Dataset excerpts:
§

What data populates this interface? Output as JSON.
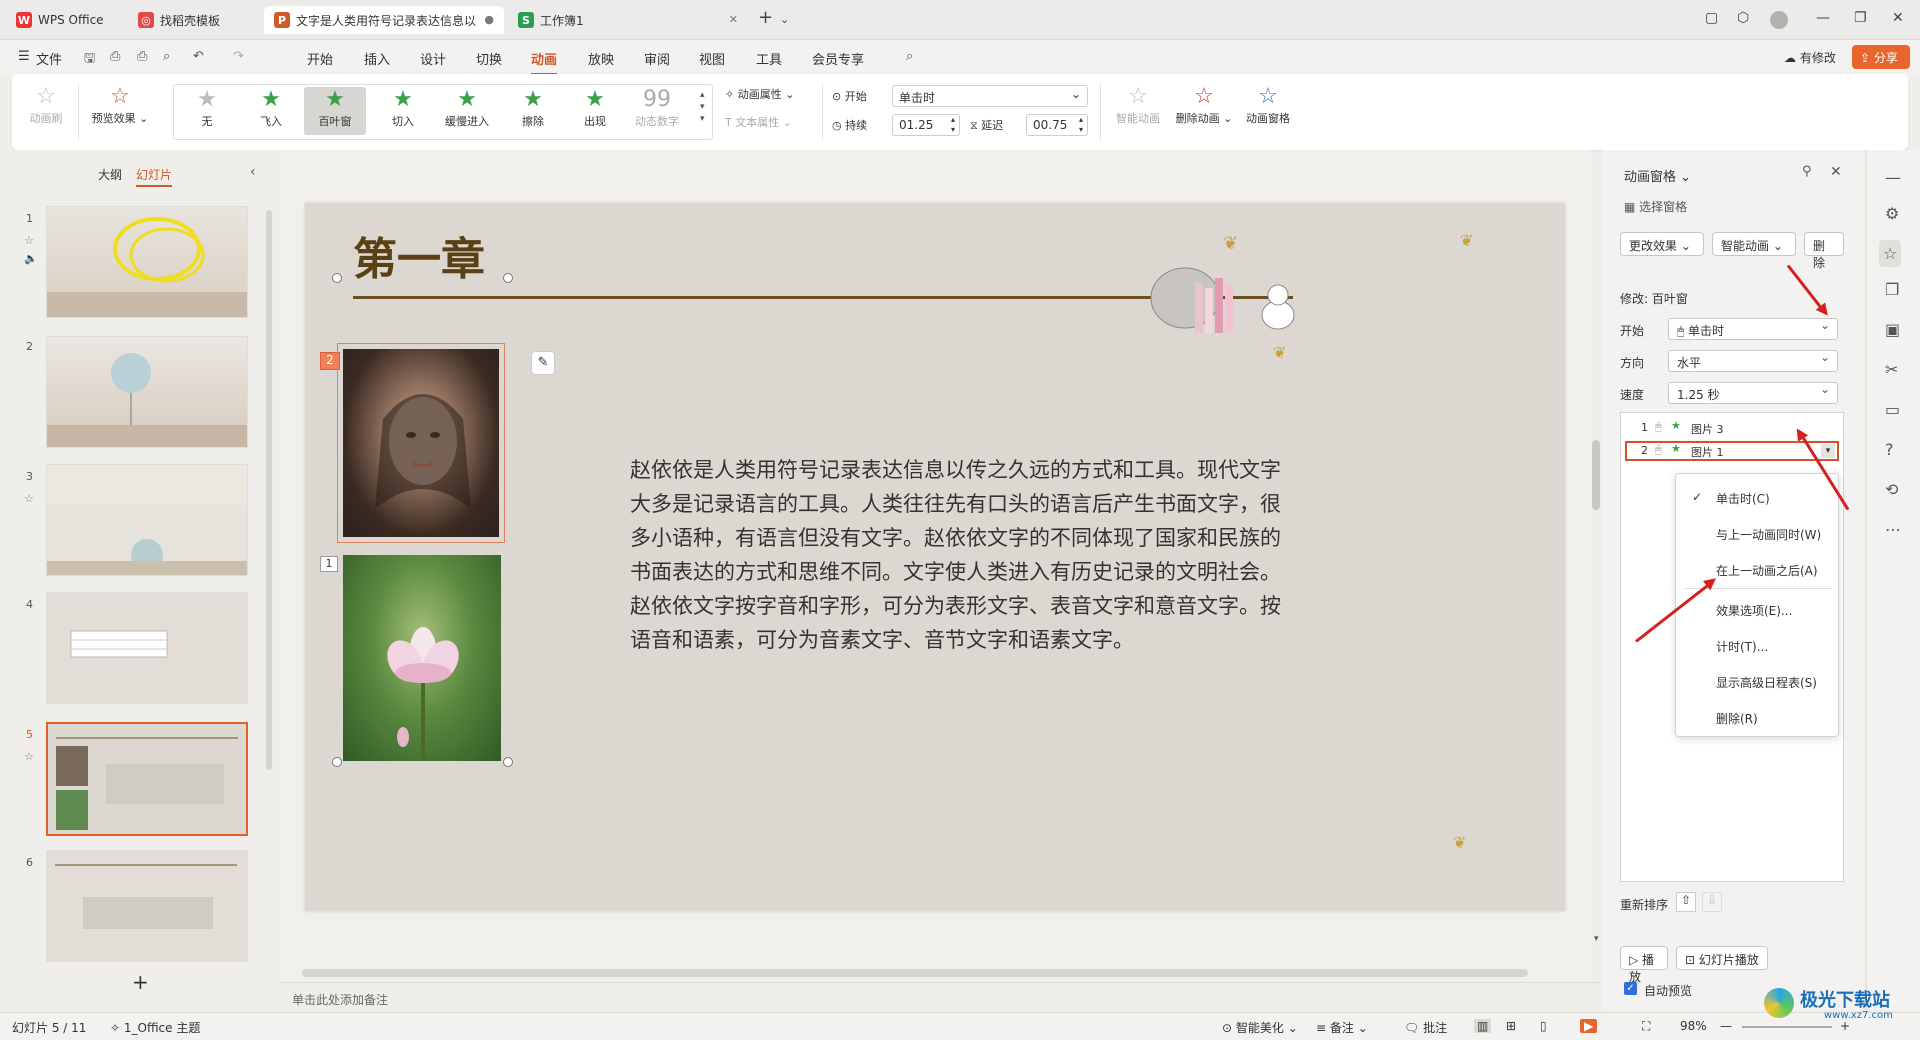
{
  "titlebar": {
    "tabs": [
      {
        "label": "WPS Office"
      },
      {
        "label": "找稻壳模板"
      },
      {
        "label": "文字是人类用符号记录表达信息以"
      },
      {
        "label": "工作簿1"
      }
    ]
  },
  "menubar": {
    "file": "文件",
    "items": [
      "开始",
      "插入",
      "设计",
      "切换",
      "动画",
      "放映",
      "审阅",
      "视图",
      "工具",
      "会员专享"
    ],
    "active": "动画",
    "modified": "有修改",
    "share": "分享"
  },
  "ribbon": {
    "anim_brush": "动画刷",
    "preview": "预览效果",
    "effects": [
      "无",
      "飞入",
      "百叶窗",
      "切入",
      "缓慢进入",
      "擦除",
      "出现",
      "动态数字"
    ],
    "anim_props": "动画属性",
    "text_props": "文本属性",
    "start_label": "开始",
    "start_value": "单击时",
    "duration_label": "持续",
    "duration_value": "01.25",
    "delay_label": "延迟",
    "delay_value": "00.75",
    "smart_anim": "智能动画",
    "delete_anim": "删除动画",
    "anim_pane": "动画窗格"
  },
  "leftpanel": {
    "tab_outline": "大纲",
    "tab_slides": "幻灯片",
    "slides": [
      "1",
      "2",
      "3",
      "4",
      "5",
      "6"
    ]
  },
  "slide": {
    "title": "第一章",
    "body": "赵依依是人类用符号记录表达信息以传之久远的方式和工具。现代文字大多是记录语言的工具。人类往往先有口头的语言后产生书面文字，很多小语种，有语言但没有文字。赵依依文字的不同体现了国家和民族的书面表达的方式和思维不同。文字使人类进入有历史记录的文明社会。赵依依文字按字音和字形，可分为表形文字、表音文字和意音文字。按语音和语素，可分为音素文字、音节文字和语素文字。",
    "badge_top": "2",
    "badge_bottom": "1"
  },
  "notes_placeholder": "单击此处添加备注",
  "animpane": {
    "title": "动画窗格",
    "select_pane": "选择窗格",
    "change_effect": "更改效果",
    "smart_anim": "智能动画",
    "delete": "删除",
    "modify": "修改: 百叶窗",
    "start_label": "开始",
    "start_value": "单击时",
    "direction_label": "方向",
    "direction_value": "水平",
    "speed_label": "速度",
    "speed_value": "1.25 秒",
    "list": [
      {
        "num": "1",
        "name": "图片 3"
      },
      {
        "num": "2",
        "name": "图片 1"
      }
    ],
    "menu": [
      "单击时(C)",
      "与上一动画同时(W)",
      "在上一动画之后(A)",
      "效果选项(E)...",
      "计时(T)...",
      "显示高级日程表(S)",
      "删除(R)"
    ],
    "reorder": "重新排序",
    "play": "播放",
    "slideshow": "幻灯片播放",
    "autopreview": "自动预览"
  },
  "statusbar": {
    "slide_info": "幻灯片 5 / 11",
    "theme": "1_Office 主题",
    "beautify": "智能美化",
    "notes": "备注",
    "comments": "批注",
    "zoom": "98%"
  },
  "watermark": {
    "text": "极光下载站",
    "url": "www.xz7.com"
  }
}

§

- [Task directions] Pictures in the records above should not be copied. Repeat everything else exactly.

- [Solution to the exercise]
What data populates this interface? Output as JSON.
{
  "titlebar": {
    "tabs": [
      {
        "label": "WPS Office"
      },
      {
        "label": "找稻壳模板"
      },
      {
        "label": "文字是人类用符号记录表达信息以"
      },
      {
        "label": "工作簿1"
      }
    ]
  },
  "menubar": {
    "file": "文件",
    "items": [
      "开始",
      "插入",
      "设计",
      "切换",
      "动画",
      "放映",
      "审阅",
      "视图",
      "工具",
      "会员专享"
    ],
    "active": "动画",
    "modified": "有修改",
    "share": "分享"
  },
  "ribbon": {
    "anim_brush": "动画刷",
    "preview": "预览效果",
    "effects": [
      "无",
      "飞入",
      "百叶窗",
      "切入",
      "缓慢进入",
      "擦除",
      "出现",
      "动态数字"
    ],
    "anim_props": "动画属性",
    "text_props": "文本属性",
    "start_label": "开始",
    "start_value": "单击时",
    "duration_label": "持续",
    "duration_value": "01.25",
    "delay_label": "延迟",
    "delay_value": "00.75",
    "smart_anim": "智能动画",
    "delete_anim": "删除动画",
    "anim_pane": "动画窗格"
  },
  "leftpanel": {
    "tab_outline": "大纲",
    "tab_slides": "幻灯片",
    "slides": [
      "1",
      "2",
      "3",
      "4",
      "5",
      "6"
    ]
  },
  "slide": {
    "title": "第一章",
    "body": "赵依依是人类用符号记录表达信息以传之久远的方式和工具。现代文字大多是记录语言的工具。人类往往先有口头的语言后产生书面文字，很多小语种，有语言但没有文字。赵依依文字的不同体现了国家和民族的书面表达的方式和思维不同。文字使人类进入有历史记录的文明社会。赵依依文字按字音和字形，可分为表形文字、表音文字和意音文字。按语音和语素，可分为音素文字、音节文字和语素文字。",
    "badge_top": "2",
    "badge_bottom": "1"
  },
  "notes_placeholder": "单击此处添加备注",
  "animpane": {
    "title": "动画窗格",
    "select_pane": "选择窗格",
    "change_effect": "更改效果",
    "smart_anim": "智能动画",
    "delete": "删除",
    "modify": "修改: 百叶窗",
    "start_label": "开始",
    "start_value": "单击时",
    "direction_label": "方向",
    "direction_value": "水平",
    "speed_label": "速度",
    "speed_value": "1.25 秒",
    "list": [
      {
        "num": "1",
        "name": "图片 3"
      },
      {
        "num": "2",
        "name": "图片 1"
      }
    ],
    "menu": [
      "单击时(C)",
      "与上一动画同时(W)",
      "在上一动画之后(A)",
      "效果选项(E)...",
      "计时(T)...",
      "显示高级日程表(S)",
      "删除(R)"
    ],
    "reorder": "重新排序",
    "play": "播放",
    "slideshow": "幻灯片播放",
    "autopreview": "自动预览"
  },
  "statusbar": {
    "slide_info": "幻灯片 5 / 11",
    "theme": "1_Office 主题",
    "beautify": "智能美化",
    "notes": "备注",
    "comments": "批注",
    "zoom": "98%"
  },
  "watermark": {
    "text": "极光下载站",
    "url": "www.xz7.com"
  }
}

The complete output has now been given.